### RECORD LIST

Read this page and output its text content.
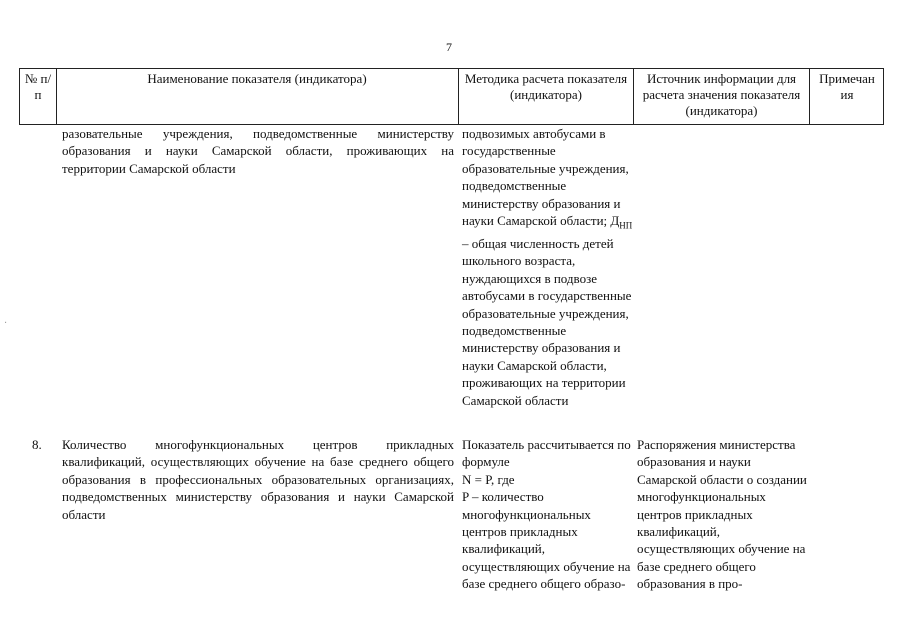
7
№ п/п
Наименование показателя (индикатора)	Методика расчета показателя (индикатора)
Источник информации для расчета значения показателя (индикатора)
Примечания
разовательные учреждения, подведомственные министерству образования и науки Самарской области, проживающих на территории Самарской области
подвозимых автобусами в государственные образовательные учреждения, подведомственные министерству образования и науки Самарской области; $Д_{НП}$ – общая численность детей школьного возраста, нуждающихся в подвозе автобусами в государственные образовательные учреждения, подведомственные министерству образования и науки Самарской области, проживающих на территории Самарской области
8. Количество многофункциональных центров прикладных квалификаций, осуществляющих обучение на базе среднего общего образования в профессиональных образовательных организациях, подведомственных министерству образования и науки Самарской области
Показатель рассчитывается по формуле
N = P, где
P – количество многофункциональных центров прикладных квалификаций, осуществляющих обучение на базе среднего общего образо-
Распоряжения министерства образования и науки Самарской области о создании многофункциональных центров прикладных квалификаций, осуществляющих обучение на базе среднего общего образования в про-
·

### AIM OF THE TASK
Pictures in the records above are not copied; print everything else exactly.

### EXERCISE SOLUTION
Read this page and output its text content.
7
№ п/п
Наименование показателя (индикатора)	Методика расчета показателя (индикатора)
Источник информации для расчета значения показателя (индикатора)
Примечания
разовательные учреждения, подведомственные министерству образования и науки Самарской области, проживающих на территории Самарской области
подвозимых автобусами в государственные образовательные учреждения, подведомственные министерству образования и науки Самарской области; $Д_{НП}$ – общая численность детей школьного возраста, нуждающихся в подвозе автобусами в государственные образовательные учреждения, подведомственные министерству образования и науки Самарской области, проживающих на территории Самарской области
8. Количество многофункциональных центров прикладных квалификаций, осуществляющих обучение на базе среднего общего образования в профессиональных образовательных организациях, подведомственных министерству образования и науки Самарской области
Показатель рассчитывается по формуле
N = P, где
P – количество многофункциональных центров прикладных квалификаций, осуществляющих обучение на базе среднего общего образо-
Распоряжения министерства образования и науки Самарской области о создании многофункциональных центров прикладных квалификаций, осуществляющих обучение на базе среднего общего образования в про-
·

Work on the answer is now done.